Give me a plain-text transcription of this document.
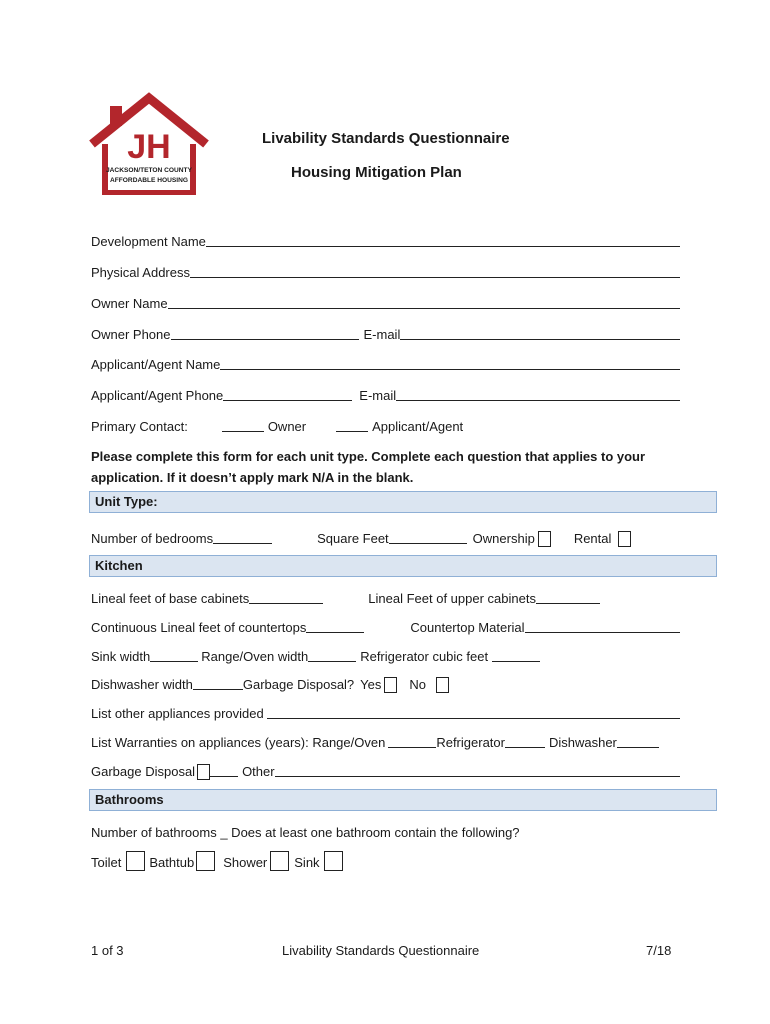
JH
JACKSON/TETON COUNTY
AFFORDABLE HOUSING
Livability Standards Questionnaire
Housing Mitigation Plan
Development Name
Physical Address
Owner Name
Owner Phone	E-mail
Applicant/Agent Name
Applicant/Agent Phone	E-mail
Primary Contact:	Owner	Applicant/Agent
Please complete this form for each unit type. Complete each question that applies to your application. If it doesn’t apply mark N/A in the blank.
Unit Type:
Number of bedrooms	Square Feet	Ownership	Rental
Kitchen
Lineal feet of base cabinets	Lineal Feet of upper cabinets
Continuous Lineal feet of countertops	Countertop Material
Sink width	Range/Oven width	Refrigerator cubic feet
Dishwasher width	Garbage Disposal? Yes No
List other appliances provided
List Warranties on appliances (years): Range/Oven	Refrigerator	Dishwasher
Garbage Disposal	Other
Bathrooms
Number of bathrooms _ Does at least one bathroom contain the following?
Toilet Bathtub Shower Sink
1 of 3	Livability Standards Questionnaire	7/18
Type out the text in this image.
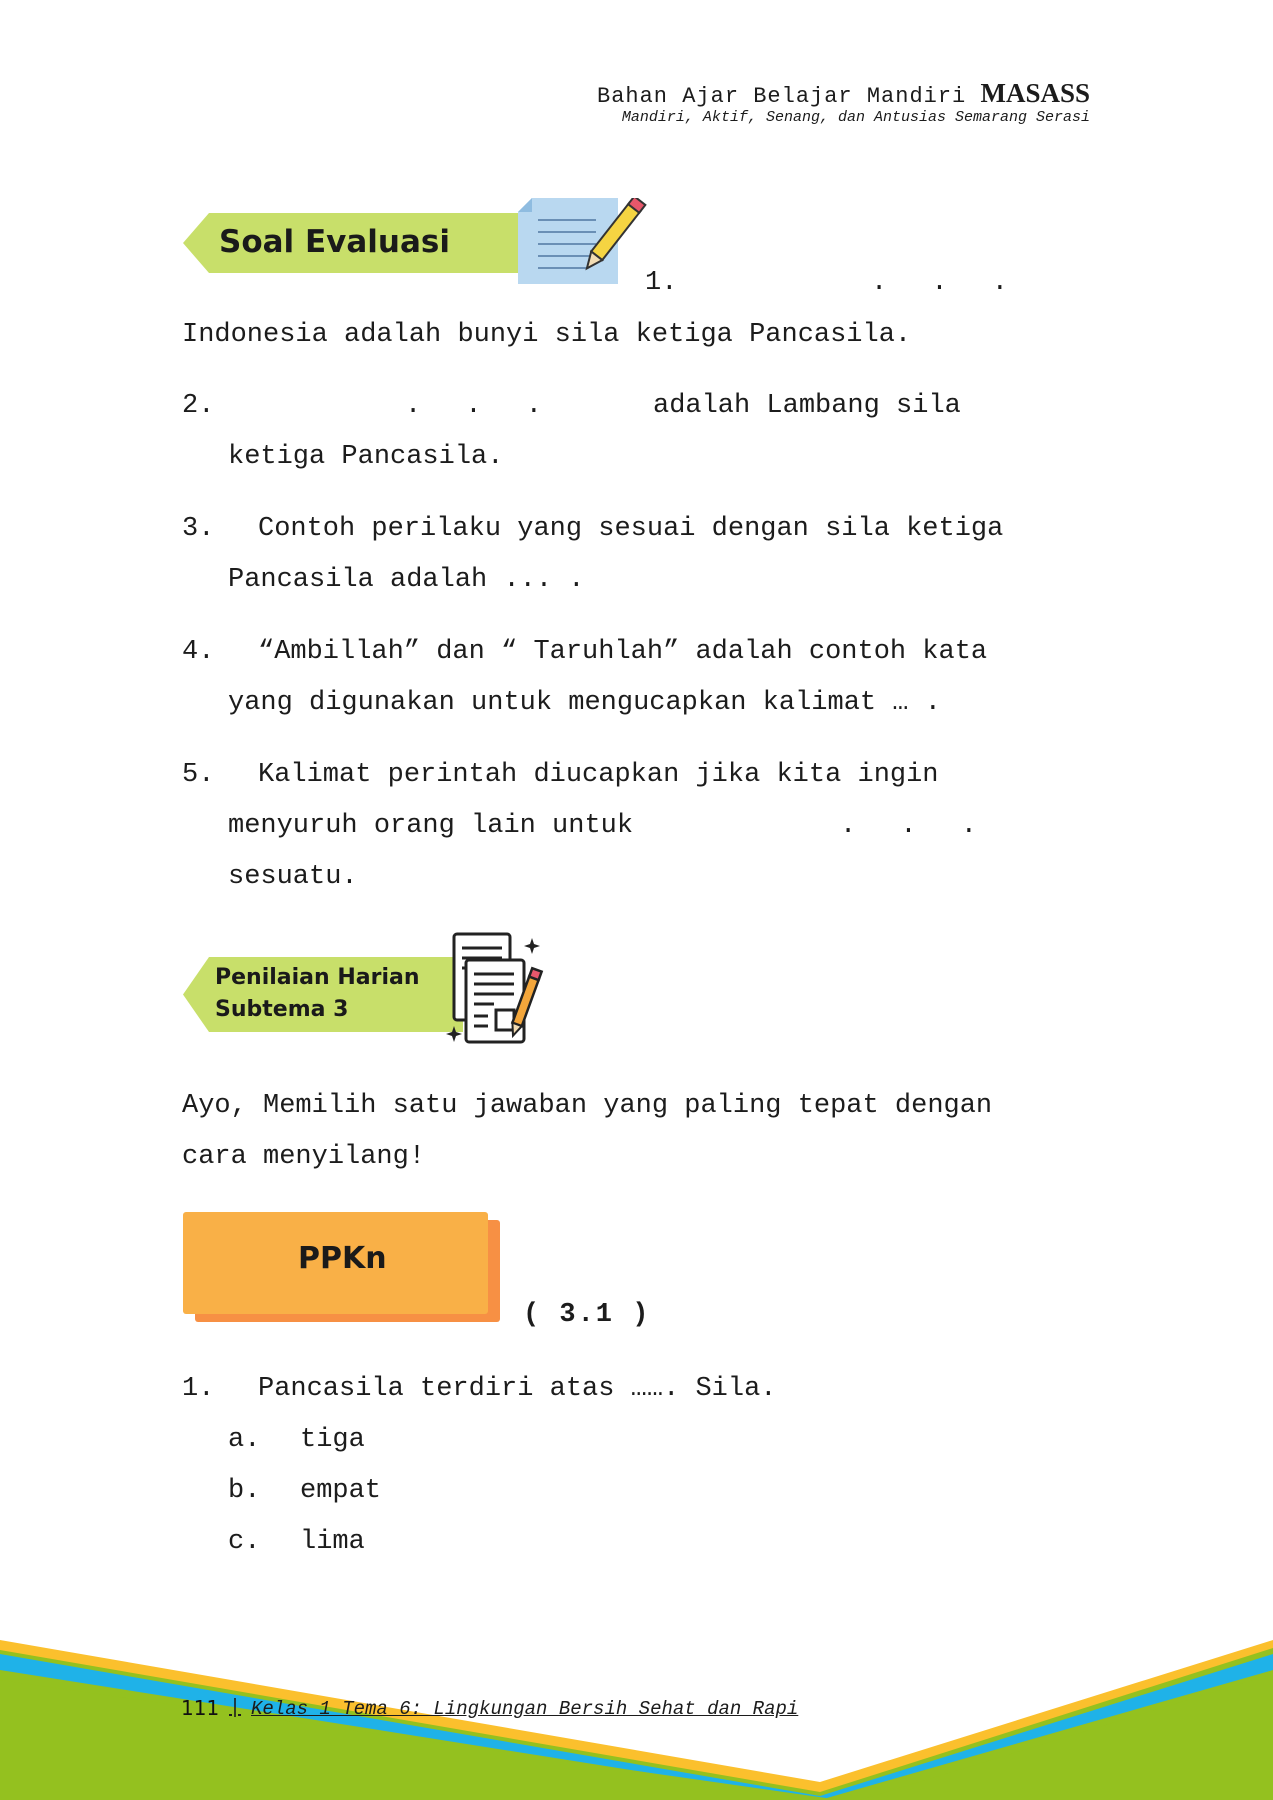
Bahan Ajar Belajar Mandiri MASASS
Mandiri, Aktif, Senang, dan Antusias Semarang Serasi
Soal Evaluasi
1.	. . .
Indonesia adalah bunyi sila ketiga Pancasila.
2.	. . .	adalah Lambang sila
ketiga Pancasila.
3. Contoh perilaku yang sesuai dengan sila ketiga
Pancasila adalah ... .
4. “Ambillah” dan “ Taruhlah” adalah contoh kata
yang digunakan untuk mengucapkan kalimat … .
5. Kalimat perintah diucapkan jika kita ingin
menyuruh orang lain untuk	. . .
sesuatu.
Penilaian Harian
Subtema 3
Ayo, Memilih satu jawaban yang paling tepat dengan
cara menyilang!
PPKn
( 3.1 )
1. Pancasila terdiri atas ……. Sila.
a. tiga
b. empat
c. lima
111 | Kelas 1 Tema 6: Lingkungan Bersih Sehat dan Rapi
────
Track down every line holding the string "Questionnaire" and copy it.

Livability Standards Questionnaire
1 of 3	Livability Standards Questionnaire	7/18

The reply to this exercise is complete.